Copy all lines below containing "psychologiczno".

>> begin

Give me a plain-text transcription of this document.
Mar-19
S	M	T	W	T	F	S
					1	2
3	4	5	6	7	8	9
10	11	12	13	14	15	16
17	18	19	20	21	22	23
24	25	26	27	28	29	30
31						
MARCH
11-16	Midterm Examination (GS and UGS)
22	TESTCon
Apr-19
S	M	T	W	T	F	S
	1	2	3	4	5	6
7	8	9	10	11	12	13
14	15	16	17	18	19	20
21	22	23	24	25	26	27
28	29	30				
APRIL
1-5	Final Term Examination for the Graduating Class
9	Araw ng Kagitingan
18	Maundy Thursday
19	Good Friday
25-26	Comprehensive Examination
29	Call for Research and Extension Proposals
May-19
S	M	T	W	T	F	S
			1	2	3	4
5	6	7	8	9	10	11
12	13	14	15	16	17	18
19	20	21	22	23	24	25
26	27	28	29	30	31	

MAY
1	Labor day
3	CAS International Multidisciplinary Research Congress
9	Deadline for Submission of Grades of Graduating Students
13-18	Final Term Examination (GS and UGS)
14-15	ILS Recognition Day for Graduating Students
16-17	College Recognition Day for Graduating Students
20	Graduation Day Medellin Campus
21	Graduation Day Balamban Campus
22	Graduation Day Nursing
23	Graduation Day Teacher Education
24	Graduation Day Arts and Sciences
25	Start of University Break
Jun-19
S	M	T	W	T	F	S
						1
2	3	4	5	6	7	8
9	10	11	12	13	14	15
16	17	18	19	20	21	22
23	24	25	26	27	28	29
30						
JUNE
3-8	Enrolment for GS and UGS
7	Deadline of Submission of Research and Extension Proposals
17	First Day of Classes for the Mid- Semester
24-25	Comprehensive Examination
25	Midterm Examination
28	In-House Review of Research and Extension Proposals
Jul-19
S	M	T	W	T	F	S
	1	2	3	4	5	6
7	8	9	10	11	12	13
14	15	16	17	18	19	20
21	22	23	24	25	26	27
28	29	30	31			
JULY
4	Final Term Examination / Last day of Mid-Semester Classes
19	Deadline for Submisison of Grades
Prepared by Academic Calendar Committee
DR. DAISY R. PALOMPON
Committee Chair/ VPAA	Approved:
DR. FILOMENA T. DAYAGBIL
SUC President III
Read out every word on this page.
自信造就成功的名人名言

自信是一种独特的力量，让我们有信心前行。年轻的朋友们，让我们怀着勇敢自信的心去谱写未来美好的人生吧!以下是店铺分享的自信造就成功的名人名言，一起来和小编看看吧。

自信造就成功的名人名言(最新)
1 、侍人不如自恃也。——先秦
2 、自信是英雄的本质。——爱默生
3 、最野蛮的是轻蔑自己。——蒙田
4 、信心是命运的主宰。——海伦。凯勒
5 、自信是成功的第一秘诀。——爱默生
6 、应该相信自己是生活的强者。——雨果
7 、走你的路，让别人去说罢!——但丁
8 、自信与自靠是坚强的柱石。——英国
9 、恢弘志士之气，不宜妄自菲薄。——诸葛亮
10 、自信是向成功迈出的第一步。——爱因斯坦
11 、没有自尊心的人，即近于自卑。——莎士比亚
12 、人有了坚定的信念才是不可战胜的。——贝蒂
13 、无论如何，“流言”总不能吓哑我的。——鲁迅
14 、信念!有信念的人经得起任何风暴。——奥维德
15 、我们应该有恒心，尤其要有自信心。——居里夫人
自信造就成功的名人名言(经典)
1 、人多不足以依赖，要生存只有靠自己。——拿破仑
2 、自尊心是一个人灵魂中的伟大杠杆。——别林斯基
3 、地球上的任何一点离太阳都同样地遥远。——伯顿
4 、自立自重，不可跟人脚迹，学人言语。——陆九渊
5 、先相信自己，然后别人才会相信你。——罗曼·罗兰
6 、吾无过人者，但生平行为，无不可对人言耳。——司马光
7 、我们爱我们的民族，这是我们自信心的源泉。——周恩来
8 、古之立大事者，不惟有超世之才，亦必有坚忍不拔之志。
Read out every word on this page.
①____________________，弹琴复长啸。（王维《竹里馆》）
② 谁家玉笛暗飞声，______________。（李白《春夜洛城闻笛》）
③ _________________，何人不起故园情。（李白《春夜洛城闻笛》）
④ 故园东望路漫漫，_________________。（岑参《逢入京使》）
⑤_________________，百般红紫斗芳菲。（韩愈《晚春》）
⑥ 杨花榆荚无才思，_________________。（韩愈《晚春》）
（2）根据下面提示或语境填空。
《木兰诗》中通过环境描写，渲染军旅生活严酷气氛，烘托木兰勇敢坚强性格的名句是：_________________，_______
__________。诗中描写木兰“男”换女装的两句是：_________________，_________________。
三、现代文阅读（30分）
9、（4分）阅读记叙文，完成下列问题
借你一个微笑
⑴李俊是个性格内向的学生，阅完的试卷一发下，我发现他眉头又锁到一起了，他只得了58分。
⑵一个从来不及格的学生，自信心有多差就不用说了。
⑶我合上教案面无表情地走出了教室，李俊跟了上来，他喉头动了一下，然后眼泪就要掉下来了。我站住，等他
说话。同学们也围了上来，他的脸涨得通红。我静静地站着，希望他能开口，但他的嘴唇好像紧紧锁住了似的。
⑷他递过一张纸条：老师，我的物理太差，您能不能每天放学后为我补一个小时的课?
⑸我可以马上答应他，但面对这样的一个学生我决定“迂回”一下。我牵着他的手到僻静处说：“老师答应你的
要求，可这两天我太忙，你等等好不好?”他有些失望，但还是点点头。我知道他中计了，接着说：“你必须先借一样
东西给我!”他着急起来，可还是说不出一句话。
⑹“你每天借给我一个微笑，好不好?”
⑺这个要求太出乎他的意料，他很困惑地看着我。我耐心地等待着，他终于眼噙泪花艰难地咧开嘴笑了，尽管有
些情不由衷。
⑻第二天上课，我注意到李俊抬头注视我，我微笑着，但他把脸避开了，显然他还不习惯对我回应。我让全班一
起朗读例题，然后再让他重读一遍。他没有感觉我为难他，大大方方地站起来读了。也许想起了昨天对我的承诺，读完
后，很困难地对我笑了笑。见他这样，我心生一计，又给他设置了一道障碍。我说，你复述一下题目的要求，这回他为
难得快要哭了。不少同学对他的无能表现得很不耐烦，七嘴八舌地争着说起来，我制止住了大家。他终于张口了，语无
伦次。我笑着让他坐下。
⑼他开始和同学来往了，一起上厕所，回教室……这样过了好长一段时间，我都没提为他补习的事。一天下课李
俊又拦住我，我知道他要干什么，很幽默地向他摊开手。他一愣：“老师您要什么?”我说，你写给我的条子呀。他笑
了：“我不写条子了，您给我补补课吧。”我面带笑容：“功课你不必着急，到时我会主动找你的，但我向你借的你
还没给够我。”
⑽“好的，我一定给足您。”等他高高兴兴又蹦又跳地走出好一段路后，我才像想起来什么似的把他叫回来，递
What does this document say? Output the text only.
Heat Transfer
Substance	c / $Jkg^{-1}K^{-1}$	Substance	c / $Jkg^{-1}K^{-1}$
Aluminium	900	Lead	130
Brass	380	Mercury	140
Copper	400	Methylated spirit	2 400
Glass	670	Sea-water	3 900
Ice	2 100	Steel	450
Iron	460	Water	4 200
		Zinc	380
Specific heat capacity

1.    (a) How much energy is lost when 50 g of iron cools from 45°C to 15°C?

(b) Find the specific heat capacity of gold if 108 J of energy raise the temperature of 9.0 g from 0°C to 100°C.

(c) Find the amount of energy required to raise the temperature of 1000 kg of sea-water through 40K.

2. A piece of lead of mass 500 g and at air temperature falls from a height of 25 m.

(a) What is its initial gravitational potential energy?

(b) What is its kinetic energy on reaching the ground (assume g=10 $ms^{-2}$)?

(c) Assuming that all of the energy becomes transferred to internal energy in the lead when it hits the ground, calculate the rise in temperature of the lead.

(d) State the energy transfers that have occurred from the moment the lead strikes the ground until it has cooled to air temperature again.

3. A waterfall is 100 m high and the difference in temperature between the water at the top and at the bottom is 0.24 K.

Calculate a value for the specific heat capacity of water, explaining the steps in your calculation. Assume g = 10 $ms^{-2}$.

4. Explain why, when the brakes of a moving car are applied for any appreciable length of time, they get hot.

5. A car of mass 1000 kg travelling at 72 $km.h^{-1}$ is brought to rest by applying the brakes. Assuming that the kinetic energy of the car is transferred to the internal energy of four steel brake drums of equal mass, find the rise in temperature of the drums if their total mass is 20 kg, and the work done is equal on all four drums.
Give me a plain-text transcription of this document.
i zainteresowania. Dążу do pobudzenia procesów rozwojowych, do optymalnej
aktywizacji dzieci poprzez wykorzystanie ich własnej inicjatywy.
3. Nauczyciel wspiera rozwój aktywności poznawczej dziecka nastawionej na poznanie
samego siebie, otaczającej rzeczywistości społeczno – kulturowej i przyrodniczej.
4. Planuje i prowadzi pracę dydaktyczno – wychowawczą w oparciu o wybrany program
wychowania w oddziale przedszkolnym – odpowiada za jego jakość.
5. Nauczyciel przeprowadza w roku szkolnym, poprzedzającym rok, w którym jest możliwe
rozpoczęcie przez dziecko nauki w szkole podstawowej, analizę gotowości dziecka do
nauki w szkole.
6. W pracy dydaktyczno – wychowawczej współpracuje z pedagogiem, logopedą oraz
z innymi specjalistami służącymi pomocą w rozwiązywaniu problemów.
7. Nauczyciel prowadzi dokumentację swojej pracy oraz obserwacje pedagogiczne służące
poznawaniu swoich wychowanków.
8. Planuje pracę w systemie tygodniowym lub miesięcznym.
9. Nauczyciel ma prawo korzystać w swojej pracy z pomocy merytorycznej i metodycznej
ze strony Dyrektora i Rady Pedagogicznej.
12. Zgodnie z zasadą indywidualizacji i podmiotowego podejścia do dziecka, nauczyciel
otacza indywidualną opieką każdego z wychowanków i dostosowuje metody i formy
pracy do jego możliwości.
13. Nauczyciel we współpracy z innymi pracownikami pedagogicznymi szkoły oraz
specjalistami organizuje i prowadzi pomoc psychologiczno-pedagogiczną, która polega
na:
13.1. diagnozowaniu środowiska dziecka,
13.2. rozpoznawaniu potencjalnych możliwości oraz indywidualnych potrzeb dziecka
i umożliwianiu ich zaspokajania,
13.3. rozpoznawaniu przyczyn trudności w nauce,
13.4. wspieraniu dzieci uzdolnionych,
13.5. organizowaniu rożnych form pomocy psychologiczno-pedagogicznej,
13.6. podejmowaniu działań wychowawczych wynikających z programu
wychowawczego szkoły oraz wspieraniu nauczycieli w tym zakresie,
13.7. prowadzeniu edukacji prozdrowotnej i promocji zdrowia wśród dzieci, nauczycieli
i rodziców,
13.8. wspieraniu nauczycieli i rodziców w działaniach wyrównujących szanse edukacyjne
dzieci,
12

>> end

- [EXERCISE OUTPUT]
specjalistami organizuje i prowadzi pomoc psychologiczno-pedagogiczną, która polega
13.5. organizowaniu rożnych form pomocy psychologiczno-pedagogicznej,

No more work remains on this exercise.